Provided entries:
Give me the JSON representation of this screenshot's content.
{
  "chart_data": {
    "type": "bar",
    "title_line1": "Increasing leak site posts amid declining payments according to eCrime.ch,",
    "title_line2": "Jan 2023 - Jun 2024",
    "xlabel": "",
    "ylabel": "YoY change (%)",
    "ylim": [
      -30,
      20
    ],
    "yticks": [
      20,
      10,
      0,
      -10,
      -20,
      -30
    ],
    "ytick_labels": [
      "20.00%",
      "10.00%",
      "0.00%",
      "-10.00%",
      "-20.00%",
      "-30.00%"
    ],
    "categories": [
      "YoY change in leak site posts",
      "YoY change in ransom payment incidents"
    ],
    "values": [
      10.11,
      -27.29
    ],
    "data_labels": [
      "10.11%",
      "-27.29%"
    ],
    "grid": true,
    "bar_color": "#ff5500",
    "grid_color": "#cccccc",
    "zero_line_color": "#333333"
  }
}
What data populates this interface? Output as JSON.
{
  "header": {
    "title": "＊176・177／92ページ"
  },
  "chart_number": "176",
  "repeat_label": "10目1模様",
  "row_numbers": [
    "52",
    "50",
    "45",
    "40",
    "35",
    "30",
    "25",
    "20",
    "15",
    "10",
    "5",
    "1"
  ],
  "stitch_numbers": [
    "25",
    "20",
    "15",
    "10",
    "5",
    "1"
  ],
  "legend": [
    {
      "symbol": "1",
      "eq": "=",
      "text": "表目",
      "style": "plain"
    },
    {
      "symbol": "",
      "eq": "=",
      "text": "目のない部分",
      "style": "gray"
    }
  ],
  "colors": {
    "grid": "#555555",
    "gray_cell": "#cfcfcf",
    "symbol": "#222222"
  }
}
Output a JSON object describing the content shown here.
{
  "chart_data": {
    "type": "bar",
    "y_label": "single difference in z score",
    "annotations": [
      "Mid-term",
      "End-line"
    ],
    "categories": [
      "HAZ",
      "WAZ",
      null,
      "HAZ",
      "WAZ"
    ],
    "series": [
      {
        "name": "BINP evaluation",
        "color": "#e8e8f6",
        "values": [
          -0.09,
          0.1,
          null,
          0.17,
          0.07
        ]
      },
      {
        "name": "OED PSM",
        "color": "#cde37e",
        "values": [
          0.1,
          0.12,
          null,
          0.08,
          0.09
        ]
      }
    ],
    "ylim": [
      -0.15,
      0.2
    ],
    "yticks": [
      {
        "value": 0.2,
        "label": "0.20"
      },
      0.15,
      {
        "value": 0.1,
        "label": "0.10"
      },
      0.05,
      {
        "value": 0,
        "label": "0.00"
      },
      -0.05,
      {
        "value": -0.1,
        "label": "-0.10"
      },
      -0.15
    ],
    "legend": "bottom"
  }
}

Directions:
Everything from the line with "Output a JSON" through the last line of the material above should be echoed exactly, and nothing else.

Written answer:
Output a JSON object describing the content shown here.
{
  "chart_data": {
    "type": "bar",
    "y_label": "single difference in z score",
    "annotations": [
      "Mid-term",
      "End-line"
    ],
    "categories": [
      "HAZ",
      "WAZ",
      null,
      "HAZ",
      "WAZ"
    ],
    "series": [
      {
        "name": "BINP evaluation",
        "color": "#e8e8f6",
        "values": [
          -0.09,
          0.1,
          null,
          0.17,
          0.07
        ]
      },
      {
        "name": "OED PSM",
        "color": "#cde37e",
        "values": [
          0.1,
          0.12,
          null,
          0.08,
          0.09
        ]
      }
    ],
    "ylim": [
      -0.15,
      0.2
    ],
    "yticks": [
      {
        "value": 0.2,
        "label": "0.20"
      },
      0.15,
      {
        "value": 0.1,
        "label": "0.10"
      },
      0.05,
      {
        "value": 0,
        "label": "0.00"
      },
      -0.05,
      {
        "value": -0.1,
        "label": "-0.10"
      },
      -0.15
    ],
    "legend": "bottom"
  }
}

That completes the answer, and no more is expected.